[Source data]
######
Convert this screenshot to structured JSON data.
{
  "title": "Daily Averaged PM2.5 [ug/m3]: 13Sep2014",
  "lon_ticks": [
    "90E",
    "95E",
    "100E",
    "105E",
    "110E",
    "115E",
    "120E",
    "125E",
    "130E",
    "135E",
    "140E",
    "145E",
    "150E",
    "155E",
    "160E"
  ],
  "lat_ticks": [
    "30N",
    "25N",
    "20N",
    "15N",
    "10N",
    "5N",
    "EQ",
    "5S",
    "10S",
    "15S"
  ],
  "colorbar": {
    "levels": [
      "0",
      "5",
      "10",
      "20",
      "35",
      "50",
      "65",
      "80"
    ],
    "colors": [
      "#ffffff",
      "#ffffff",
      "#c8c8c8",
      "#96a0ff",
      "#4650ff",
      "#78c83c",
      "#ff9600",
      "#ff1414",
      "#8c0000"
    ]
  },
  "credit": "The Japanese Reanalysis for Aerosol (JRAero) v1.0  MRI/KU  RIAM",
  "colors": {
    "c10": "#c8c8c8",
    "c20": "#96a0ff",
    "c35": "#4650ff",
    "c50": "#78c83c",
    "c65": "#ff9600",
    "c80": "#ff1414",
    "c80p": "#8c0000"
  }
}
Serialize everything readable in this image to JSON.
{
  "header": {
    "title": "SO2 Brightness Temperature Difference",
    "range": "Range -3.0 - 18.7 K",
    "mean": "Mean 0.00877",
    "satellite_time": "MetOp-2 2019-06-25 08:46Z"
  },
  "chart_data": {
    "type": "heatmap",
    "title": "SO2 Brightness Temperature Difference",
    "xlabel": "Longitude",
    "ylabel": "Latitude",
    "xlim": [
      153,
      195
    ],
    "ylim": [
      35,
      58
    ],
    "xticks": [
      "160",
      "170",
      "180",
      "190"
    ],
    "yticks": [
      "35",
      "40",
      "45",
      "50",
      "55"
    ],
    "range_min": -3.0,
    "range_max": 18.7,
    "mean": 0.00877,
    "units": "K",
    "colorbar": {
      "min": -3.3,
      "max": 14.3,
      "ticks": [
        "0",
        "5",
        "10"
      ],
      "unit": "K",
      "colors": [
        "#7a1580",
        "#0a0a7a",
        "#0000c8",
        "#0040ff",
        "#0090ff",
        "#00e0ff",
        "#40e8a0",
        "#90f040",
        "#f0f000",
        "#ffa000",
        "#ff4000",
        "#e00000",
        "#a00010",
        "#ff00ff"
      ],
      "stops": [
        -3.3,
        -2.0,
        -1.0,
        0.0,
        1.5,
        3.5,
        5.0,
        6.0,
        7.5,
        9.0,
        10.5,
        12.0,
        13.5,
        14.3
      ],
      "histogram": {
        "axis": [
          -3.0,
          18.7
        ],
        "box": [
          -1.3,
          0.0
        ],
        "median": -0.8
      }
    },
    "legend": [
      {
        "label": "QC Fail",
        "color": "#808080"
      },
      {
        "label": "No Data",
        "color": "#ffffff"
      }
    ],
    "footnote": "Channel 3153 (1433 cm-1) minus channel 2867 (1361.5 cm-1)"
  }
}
######
▶ Objective
Using the material above, report each line where "this" occurs.

▶ Written answer
Convert this screenshot to structured JSON data.
Serialize everything readable in this image to JSON.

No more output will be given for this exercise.